Dataset entries
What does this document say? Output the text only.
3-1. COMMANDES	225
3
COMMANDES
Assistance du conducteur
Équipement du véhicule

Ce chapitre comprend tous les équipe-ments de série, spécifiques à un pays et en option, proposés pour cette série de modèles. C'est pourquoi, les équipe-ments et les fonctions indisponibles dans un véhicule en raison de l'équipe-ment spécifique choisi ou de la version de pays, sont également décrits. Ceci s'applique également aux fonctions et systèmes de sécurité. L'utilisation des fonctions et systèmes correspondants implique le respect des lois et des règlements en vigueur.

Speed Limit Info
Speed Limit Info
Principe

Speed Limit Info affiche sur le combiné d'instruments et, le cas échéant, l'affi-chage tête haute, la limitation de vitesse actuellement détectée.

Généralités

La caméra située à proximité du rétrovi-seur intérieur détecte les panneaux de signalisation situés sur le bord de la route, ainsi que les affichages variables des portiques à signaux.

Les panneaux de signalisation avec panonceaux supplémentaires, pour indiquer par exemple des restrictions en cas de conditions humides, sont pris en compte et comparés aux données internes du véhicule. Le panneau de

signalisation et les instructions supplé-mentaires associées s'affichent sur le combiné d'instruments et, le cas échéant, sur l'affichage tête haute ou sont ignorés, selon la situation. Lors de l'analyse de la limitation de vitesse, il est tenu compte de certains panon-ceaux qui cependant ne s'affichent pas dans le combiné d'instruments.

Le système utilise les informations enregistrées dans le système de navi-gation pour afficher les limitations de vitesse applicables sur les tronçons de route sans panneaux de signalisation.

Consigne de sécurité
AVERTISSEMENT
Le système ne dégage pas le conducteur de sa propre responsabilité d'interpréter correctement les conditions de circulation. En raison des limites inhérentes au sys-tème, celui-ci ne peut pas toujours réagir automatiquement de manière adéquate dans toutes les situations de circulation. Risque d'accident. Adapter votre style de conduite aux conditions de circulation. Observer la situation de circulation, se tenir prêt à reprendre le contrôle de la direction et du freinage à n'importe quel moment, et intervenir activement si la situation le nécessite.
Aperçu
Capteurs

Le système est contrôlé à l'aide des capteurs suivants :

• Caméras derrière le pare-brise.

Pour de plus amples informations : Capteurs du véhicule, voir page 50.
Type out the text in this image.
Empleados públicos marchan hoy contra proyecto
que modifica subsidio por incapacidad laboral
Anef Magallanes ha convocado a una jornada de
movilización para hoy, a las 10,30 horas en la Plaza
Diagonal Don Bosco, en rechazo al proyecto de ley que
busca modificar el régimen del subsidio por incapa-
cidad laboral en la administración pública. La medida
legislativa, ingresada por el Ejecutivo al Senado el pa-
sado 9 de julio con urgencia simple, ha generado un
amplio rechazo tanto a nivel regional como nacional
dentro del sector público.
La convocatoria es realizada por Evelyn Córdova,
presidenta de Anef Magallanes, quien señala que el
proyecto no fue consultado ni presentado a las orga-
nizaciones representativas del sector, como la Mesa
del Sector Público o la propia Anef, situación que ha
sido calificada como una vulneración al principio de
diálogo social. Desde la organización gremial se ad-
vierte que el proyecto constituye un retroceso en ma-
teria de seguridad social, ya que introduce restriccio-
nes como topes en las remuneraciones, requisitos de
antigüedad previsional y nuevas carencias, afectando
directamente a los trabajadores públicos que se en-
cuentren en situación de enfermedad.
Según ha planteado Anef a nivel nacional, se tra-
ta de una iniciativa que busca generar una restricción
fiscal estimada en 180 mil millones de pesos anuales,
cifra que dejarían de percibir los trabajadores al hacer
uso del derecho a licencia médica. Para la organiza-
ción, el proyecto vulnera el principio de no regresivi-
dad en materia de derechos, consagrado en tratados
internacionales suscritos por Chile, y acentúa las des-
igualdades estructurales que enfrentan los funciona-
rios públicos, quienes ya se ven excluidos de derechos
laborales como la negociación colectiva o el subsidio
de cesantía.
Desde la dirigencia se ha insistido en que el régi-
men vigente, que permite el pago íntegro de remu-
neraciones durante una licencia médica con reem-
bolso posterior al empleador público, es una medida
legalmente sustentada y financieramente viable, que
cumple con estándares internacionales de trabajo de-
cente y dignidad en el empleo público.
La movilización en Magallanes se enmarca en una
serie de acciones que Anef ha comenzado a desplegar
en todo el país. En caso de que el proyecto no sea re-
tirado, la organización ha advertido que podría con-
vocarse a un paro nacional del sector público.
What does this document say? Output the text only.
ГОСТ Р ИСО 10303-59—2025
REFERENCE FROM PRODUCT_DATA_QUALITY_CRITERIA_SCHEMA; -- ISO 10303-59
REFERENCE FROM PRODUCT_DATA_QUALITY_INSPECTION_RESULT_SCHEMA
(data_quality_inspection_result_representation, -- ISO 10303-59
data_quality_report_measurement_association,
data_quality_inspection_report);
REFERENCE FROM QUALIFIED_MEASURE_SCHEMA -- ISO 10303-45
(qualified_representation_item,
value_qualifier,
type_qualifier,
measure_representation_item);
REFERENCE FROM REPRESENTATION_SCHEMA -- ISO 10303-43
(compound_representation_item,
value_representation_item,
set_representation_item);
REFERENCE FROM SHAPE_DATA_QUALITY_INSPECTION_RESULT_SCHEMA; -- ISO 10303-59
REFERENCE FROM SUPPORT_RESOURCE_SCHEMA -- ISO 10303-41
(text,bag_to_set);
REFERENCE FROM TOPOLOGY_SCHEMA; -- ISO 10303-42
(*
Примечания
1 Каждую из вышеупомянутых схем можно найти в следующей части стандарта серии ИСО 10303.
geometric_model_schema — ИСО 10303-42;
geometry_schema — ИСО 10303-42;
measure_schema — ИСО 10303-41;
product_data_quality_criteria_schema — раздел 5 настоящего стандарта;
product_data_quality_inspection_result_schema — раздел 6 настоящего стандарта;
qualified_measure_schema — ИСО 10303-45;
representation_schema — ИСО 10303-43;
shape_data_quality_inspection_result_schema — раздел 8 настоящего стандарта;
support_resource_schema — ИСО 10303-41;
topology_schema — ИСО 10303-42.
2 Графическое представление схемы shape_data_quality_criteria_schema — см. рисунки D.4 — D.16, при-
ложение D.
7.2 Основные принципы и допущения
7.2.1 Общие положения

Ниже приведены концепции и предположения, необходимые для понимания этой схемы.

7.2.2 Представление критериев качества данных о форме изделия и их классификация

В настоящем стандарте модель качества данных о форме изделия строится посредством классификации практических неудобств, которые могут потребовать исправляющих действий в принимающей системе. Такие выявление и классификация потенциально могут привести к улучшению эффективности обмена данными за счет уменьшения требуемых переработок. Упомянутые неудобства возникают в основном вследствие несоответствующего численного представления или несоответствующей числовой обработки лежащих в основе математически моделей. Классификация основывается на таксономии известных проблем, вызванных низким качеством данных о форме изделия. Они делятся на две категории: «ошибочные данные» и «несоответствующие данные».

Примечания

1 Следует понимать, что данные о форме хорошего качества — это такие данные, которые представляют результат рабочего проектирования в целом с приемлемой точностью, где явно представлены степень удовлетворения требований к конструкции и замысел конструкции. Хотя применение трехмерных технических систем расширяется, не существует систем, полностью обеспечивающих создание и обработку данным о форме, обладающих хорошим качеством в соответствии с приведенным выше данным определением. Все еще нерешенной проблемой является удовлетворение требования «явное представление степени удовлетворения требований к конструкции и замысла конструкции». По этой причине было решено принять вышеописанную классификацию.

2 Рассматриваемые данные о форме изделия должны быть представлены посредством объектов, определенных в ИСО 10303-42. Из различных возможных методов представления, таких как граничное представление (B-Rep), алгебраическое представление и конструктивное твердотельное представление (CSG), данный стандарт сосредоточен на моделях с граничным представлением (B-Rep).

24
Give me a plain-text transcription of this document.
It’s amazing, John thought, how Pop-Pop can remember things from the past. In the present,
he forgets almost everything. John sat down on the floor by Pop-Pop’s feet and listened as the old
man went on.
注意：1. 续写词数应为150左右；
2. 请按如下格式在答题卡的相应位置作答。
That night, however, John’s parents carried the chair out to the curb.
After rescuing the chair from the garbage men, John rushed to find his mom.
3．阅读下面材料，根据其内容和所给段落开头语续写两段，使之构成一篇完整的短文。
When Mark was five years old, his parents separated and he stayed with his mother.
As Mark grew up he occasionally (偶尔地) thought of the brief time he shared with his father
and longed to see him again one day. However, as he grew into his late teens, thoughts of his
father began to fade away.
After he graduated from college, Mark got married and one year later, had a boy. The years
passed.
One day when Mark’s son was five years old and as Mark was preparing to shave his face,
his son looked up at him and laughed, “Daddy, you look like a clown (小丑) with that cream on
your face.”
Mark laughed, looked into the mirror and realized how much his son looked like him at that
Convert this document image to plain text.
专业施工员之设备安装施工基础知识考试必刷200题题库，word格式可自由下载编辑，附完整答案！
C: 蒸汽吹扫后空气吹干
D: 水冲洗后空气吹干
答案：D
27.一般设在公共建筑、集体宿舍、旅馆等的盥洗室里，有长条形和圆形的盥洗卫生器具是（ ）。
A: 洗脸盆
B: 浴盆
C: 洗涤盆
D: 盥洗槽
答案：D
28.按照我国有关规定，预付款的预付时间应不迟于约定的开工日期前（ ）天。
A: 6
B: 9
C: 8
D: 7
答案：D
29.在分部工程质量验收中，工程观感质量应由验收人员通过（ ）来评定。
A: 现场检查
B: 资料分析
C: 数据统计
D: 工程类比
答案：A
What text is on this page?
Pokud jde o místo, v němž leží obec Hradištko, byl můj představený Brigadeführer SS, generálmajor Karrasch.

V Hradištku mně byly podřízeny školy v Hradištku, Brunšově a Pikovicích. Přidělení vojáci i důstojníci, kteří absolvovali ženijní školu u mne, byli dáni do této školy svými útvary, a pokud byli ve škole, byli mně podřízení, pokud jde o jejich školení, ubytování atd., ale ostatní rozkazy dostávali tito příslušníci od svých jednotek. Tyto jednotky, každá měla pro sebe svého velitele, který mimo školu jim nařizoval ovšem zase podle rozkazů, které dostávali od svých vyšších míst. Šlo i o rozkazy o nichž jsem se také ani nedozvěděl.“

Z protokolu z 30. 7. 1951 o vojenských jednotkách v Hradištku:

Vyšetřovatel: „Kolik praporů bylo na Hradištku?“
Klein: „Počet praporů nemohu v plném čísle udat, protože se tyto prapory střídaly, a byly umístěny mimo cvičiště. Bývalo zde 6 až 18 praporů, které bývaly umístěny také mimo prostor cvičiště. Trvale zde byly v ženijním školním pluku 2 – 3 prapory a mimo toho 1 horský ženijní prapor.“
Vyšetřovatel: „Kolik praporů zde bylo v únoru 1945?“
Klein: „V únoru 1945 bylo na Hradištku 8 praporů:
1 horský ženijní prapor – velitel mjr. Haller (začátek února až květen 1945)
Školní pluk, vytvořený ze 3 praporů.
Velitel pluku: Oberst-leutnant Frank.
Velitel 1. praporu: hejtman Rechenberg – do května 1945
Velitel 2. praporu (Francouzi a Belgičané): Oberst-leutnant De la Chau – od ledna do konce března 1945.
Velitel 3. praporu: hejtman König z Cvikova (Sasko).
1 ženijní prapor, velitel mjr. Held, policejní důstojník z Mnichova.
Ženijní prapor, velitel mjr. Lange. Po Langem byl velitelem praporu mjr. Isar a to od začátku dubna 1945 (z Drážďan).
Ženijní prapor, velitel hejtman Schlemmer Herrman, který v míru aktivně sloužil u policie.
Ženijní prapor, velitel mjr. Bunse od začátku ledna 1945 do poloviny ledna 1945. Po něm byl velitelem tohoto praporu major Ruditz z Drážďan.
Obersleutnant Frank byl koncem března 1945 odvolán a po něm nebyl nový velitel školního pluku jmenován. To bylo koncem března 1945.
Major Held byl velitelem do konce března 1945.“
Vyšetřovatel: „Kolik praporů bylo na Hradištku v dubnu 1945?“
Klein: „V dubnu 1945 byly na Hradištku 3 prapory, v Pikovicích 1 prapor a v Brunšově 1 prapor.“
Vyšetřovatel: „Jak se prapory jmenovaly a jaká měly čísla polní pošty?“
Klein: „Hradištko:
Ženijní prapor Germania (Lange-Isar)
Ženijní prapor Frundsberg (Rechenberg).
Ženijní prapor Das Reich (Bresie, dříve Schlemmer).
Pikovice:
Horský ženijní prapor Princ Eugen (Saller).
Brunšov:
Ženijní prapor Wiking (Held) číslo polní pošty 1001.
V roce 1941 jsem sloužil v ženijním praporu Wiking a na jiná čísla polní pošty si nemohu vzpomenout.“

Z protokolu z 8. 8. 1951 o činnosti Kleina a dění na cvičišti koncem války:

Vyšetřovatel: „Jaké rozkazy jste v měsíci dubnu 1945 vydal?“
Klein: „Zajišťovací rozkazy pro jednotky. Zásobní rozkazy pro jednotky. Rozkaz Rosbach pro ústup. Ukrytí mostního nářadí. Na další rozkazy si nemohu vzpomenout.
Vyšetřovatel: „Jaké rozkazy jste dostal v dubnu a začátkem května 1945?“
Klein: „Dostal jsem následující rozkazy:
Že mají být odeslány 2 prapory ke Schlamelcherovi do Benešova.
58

Stated goal
Return every line above in which the string "years" occurs.

Solution to this problem
When Mark was five years old, his parents separated and he stayed with his mother.
After he graduated from college, Mark got married and one year later, had a boy. The years
One day when Mark’s son was five years old and as Mark was preparing to shave his face,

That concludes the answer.